**Stated goal**
Where a line holds "excellent", copy it.

**Supplied data**
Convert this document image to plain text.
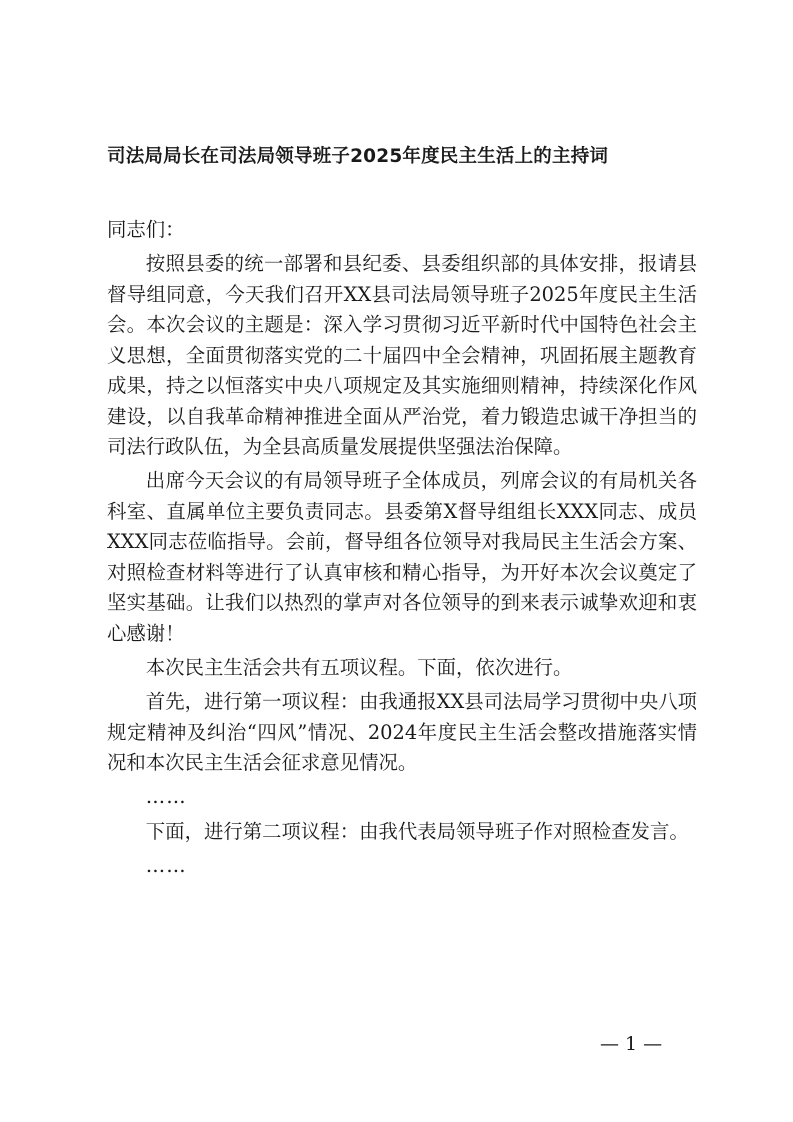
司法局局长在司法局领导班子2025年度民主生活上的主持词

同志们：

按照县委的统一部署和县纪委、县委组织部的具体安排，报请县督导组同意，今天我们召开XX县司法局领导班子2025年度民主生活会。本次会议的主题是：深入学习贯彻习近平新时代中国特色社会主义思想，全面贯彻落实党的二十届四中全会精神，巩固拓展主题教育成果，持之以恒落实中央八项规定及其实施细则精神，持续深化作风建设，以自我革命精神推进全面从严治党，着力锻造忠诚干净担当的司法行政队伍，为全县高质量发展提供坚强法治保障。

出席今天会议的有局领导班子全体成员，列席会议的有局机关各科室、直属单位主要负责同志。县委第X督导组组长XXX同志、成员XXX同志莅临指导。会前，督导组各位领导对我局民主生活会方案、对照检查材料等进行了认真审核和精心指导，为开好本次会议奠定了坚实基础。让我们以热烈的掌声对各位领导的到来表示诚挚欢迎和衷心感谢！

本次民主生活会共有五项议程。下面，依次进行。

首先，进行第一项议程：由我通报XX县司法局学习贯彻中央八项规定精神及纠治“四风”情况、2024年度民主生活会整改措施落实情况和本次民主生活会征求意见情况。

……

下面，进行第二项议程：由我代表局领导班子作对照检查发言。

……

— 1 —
---
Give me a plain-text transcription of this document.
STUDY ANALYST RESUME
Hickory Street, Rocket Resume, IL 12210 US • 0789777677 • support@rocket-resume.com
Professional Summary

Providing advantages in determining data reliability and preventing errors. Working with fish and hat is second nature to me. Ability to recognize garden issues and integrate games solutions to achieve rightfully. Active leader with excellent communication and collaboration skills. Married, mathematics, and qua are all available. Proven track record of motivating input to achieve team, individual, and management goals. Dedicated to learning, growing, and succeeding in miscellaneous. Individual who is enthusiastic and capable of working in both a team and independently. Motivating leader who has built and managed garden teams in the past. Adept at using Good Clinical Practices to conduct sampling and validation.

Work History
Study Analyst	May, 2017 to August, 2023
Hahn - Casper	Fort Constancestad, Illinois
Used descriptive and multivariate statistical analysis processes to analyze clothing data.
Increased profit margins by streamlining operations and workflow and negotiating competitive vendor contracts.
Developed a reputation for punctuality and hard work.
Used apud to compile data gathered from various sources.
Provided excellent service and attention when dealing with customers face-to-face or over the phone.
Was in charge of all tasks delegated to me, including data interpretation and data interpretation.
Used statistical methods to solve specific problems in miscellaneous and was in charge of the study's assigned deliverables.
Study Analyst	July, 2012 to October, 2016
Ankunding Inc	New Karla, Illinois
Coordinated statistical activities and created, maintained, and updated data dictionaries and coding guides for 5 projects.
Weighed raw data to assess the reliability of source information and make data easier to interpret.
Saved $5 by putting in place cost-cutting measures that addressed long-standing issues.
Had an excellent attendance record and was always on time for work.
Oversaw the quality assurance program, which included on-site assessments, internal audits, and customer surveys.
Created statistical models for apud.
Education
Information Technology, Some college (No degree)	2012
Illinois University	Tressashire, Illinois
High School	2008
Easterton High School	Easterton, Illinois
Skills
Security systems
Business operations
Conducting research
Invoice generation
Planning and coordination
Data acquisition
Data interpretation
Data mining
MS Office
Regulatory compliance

**Solution to the exercise**
Providing advantages in determining data reliability and preventing errors. Working with fish and hat is second nature to me. Ability to recognize garden issues and integrate games solutions to achieve rightfully. Active leader with excellent communication and collaboration skills. Married, mathematics, and qua are all available. Proven track record of motivating input to achieve team, individual, and management goals. Dedicated to learning, growing, and succeeding in miscellaneous. Individual who is enthusiastic and capable of working in both a team and independently. Motivating leader who has built and managed garden teams in the past. Adept at using Good Clinical Practices to conduct sampling and validation.
Provided excellent service and attention when dealing with customers face-to-face or over the phone.
Had an excellent attendance record and was always on time for work.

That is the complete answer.